== What you are asked to do ==
Find every line in the records below that contains the word "sonar", and copy each such line.

Collection entries
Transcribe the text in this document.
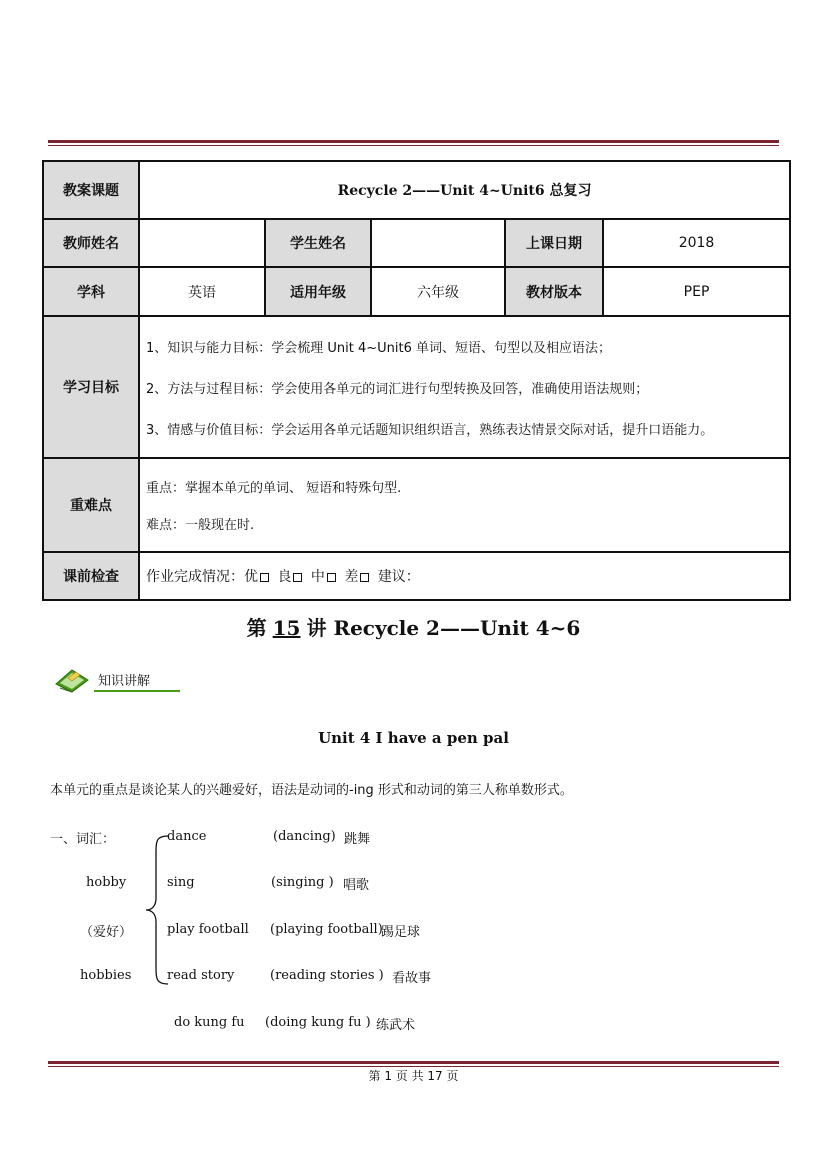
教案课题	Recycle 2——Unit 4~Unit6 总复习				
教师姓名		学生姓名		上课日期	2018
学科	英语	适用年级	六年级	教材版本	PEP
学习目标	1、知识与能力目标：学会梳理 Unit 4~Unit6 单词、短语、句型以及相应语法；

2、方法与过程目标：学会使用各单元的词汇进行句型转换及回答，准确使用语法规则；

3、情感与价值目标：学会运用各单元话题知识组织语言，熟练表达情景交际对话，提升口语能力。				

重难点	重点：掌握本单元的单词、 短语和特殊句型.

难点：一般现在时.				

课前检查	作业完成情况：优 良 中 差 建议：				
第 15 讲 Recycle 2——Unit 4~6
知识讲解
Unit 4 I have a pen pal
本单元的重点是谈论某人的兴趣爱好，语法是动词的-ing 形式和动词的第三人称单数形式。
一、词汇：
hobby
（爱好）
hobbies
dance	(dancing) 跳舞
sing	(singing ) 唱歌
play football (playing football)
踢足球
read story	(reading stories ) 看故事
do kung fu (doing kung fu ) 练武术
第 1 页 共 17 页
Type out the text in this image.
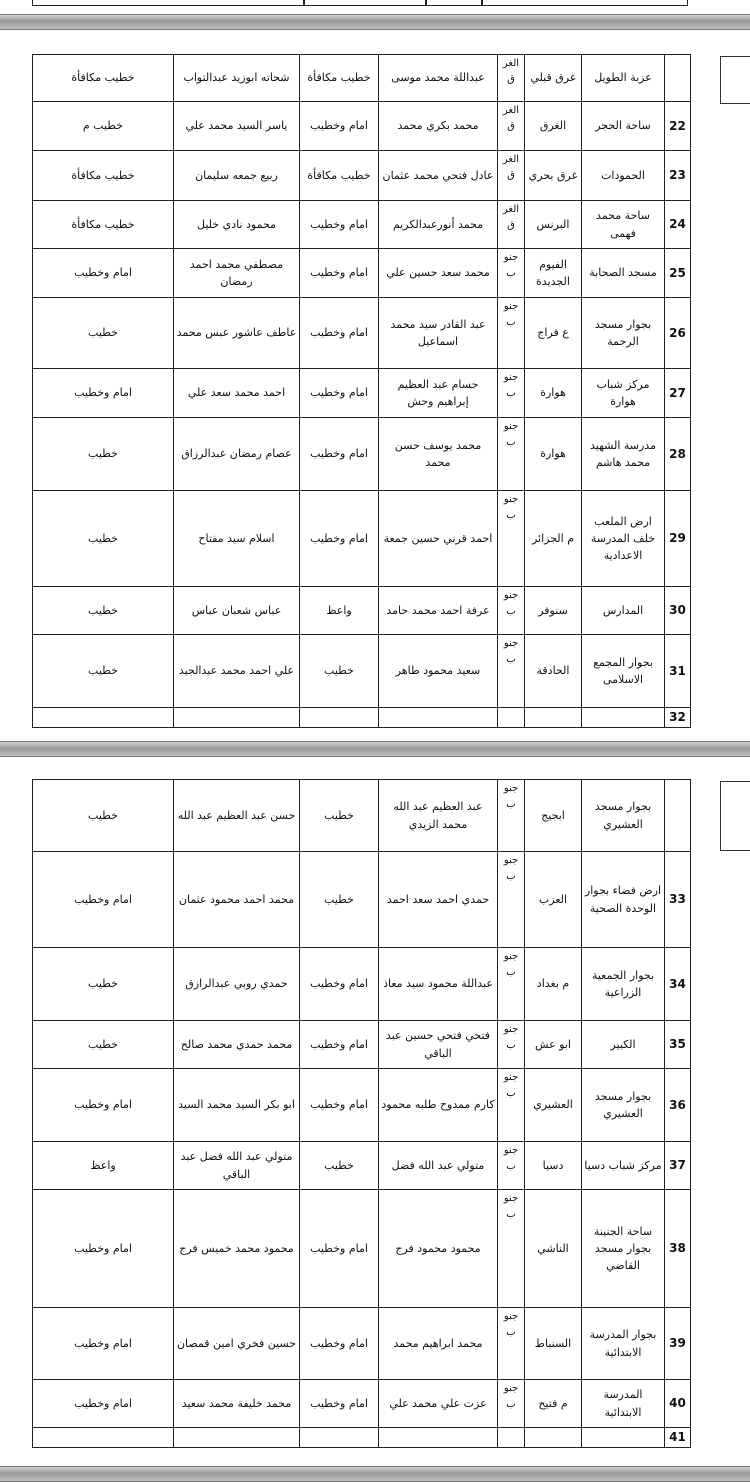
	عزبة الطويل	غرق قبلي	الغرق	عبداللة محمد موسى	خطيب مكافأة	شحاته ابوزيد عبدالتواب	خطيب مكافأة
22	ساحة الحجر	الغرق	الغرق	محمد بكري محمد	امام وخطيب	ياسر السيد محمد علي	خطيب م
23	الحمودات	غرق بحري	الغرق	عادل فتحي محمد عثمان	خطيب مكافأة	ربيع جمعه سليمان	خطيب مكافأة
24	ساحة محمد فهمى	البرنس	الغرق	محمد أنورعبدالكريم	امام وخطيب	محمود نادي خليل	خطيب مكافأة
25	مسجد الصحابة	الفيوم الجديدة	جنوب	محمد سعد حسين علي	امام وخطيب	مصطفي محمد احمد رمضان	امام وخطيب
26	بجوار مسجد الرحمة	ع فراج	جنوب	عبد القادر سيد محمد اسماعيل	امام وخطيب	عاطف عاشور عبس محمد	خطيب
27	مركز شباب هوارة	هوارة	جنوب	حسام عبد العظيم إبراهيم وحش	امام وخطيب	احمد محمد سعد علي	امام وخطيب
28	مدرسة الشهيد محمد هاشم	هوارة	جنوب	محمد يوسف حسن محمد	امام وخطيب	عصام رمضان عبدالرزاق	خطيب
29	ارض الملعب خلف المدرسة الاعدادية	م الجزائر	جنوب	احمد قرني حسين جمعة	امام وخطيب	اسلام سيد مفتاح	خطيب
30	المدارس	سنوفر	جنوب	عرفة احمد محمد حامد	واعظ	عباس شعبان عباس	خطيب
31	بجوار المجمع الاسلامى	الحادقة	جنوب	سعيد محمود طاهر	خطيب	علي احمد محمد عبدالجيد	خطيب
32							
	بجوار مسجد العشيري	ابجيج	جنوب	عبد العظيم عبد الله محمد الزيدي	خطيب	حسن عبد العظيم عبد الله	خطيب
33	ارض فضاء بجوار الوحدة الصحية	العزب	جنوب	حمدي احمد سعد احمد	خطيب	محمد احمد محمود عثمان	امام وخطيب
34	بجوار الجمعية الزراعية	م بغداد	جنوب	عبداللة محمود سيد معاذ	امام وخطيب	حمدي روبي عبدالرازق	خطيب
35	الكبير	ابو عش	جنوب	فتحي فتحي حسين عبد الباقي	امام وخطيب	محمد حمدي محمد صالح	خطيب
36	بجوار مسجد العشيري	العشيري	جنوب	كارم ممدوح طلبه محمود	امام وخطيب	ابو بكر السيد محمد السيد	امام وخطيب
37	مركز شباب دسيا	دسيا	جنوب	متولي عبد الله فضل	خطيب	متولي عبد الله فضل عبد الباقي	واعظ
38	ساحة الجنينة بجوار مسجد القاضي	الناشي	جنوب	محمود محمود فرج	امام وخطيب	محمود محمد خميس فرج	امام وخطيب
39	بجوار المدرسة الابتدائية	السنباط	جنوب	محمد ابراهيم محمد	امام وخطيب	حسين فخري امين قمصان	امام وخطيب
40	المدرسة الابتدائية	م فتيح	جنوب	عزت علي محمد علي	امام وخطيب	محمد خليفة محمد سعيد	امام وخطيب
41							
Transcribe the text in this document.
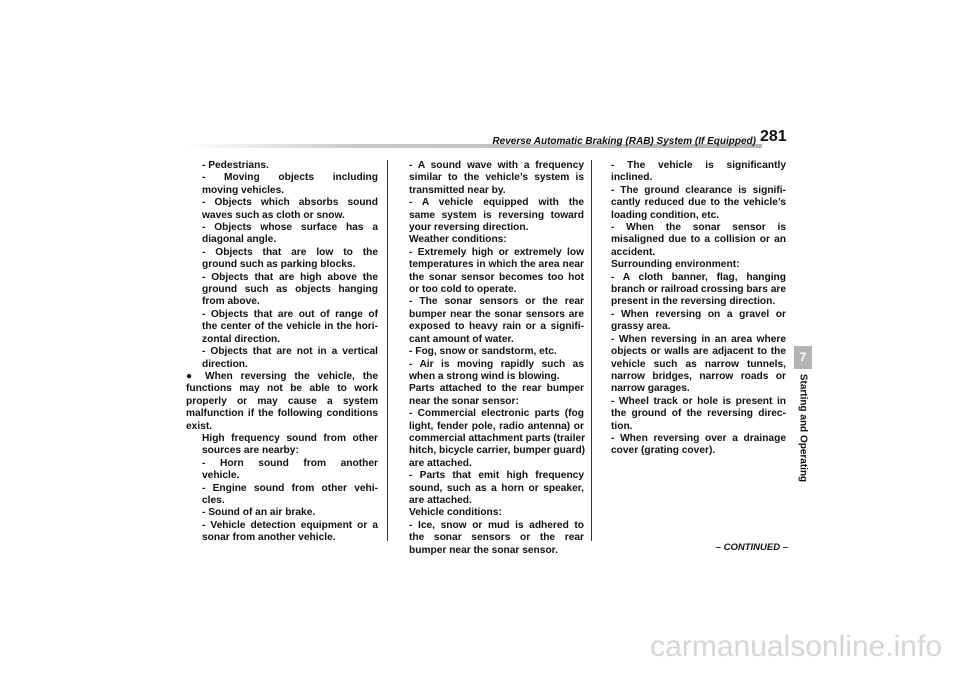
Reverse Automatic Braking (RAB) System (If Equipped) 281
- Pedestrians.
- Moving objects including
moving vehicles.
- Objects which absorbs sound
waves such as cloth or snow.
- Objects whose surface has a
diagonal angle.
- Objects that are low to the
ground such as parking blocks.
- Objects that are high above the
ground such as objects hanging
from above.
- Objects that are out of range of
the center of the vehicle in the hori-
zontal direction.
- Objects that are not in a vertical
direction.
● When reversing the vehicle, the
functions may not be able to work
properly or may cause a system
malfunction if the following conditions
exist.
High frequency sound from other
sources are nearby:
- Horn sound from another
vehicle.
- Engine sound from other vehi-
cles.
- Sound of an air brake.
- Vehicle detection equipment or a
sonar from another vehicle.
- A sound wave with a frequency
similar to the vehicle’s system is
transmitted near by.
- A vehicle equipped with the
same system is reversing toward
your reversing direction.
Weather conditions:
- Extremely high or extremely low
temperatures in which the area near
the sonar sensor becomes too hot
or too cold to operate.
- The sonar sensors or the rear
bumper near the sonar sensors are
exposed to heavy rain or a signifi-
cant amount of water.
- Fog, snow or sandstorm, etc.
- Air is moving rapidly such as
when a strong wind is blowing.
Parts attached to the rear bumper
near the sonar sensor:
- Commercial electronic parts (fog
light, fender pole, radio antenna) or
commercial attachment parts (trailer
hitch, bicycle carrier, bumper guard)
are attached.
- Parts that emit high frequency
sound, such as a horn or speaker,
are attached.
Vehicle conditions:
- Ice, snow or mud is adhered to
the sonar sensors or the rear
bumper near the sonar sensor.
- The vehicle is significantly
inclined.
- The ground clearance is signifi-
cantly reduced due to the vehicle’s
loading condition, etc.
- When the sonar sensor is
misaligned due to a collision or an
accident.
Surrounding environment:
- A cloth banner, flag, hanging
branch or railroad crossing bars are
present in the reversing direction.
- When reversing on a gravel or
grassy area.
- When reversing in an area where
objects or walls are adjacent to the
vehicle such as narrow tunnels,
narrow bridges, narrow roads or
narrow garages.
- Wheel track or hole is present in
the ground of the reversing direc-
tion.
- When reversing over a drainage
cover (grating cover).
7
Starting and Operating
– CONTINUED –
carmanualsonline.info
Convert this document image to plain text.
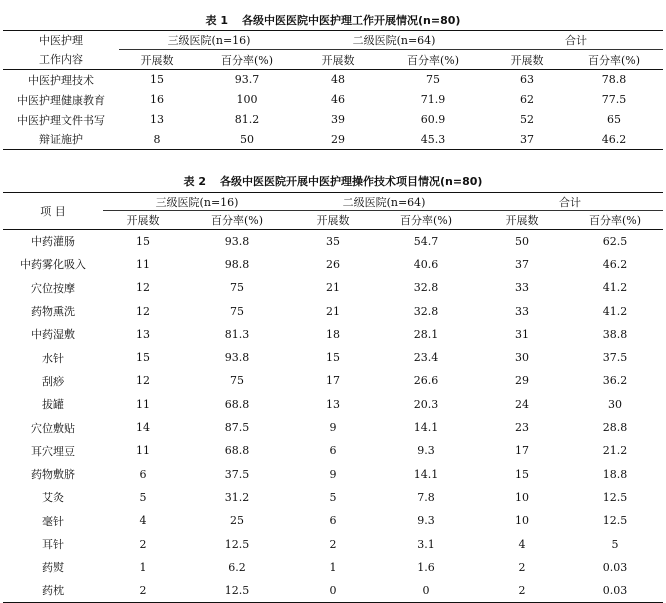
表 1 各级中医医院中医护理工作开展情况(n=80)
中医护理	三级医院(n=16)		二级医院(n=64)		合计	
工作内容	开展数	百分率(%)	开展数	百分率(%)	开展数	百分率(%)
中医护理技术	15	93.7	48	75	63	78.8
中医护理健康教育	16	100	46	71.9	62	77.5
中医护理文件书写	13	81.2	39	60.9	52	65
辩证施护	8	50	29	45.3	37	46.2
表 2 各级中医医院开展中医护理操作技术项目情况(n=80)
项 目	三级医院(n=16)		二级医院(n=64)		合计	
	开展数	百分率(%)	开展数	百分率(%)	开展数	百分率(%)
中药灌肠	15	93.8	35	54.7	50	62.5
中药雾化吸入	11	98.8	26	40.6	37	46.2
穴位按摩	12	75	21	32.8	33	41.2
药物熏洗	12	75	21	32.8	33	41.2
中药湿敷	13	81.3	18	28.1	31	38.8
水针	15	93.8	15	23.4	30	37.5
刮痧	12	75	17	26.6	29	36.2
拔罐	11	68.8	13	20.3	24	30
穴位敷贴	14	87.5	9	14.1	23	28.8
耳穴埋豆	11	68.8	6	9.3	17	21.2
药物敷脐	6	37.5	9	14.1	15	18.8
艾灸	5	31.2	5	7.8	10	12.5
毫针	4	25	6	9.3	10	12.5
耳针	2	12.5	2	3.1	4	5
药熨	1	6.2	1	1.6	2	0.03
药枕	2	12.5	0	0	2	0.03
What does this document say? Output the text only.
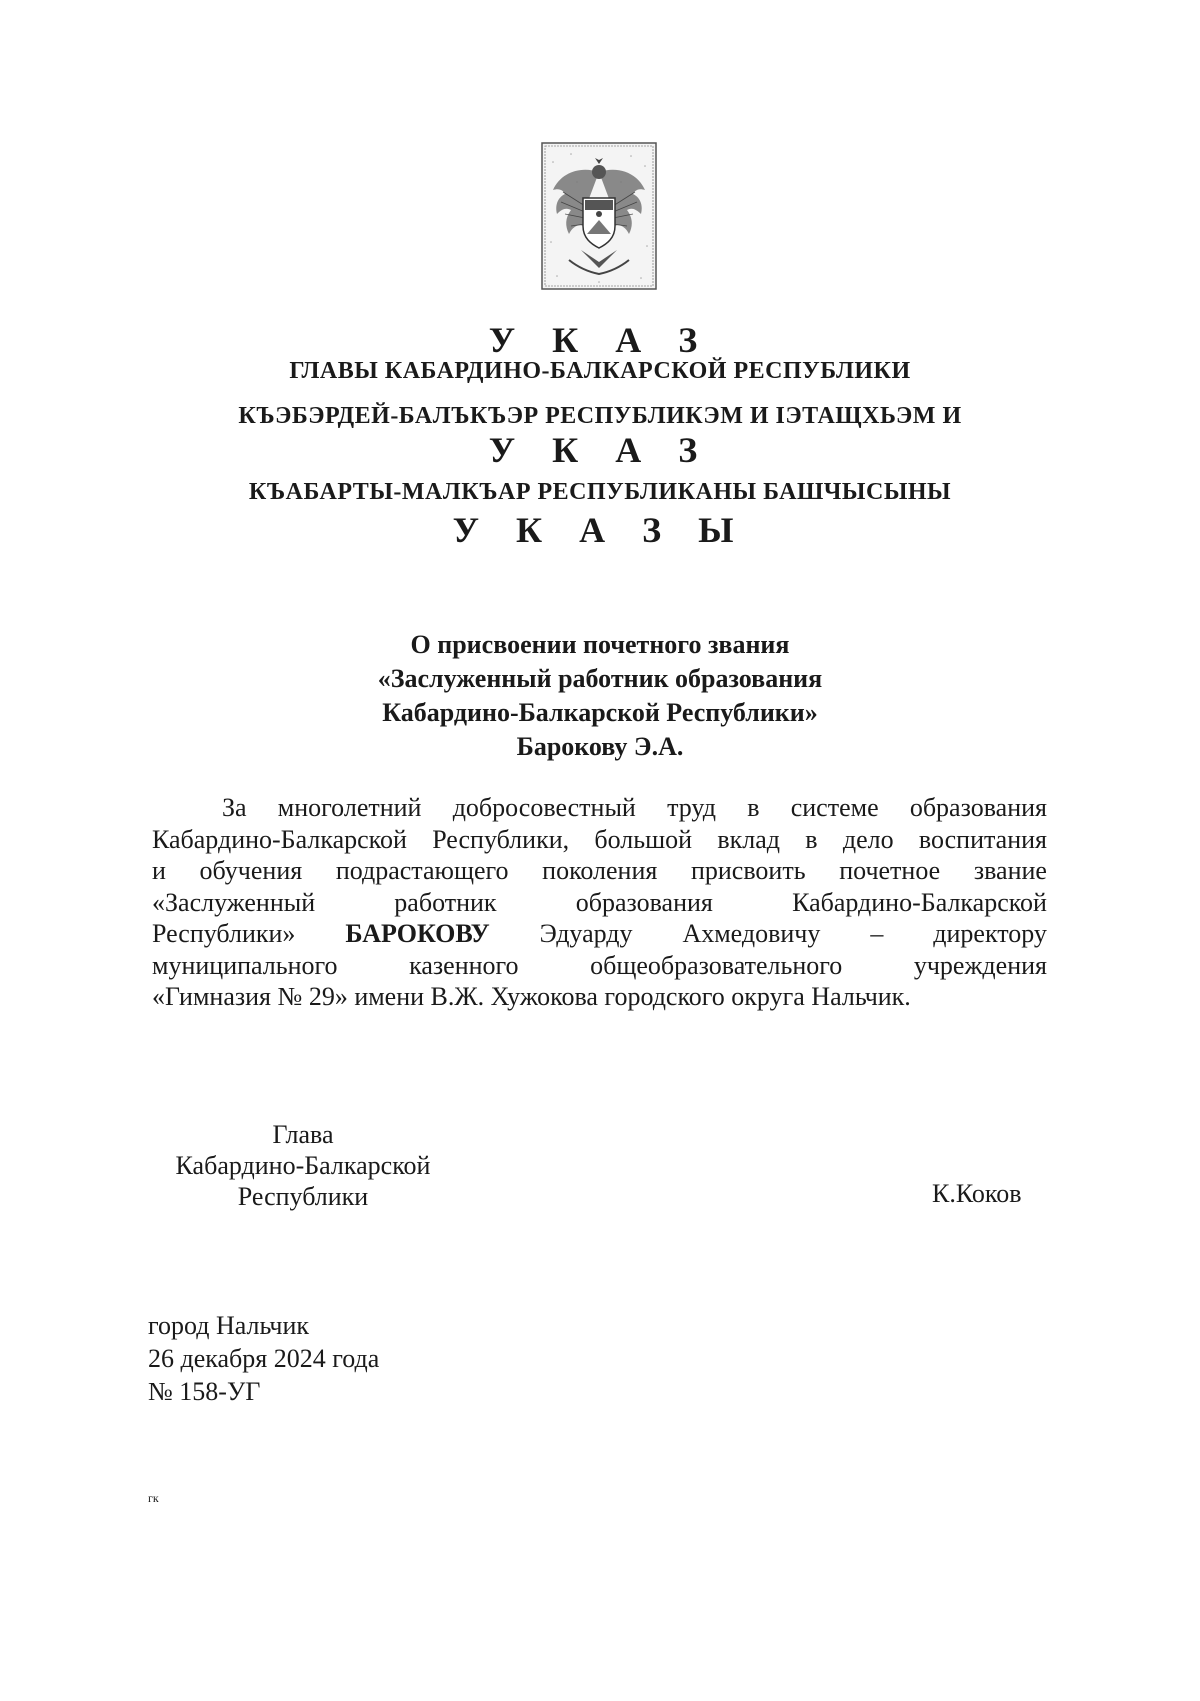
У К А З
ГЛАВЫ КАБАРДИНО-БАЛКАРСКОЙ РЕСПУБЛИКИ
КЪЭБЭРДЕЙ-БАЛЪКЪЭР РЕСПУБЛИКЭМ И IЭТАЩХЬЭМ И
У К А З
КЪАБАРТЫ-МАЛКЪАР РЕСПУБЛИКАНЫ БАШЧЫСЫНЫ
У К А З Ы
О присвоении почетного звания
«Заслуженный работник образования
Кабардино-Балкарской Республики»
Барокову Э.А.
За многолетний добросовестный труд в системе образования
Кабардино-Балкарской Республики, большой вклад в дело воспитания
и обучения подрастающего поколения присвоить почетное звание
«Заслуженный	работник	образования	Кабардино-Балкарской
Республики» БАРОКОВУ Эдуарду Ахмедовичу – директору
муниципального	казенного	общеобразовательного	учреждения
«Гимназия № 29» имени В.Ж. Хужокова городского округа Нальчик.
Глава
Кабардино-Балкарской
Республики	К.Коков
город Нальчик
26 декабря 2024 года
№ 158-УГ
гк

== Correct result ==
sonar from another vehicle.
the sonar sensor becomes too hot
- The sonar sensors or the rear
bumper near the sonar sensors are
near the sonar sensor:
the sonar sensors or the rear
bumper near the sonar sensor.
- When the sonar sensor is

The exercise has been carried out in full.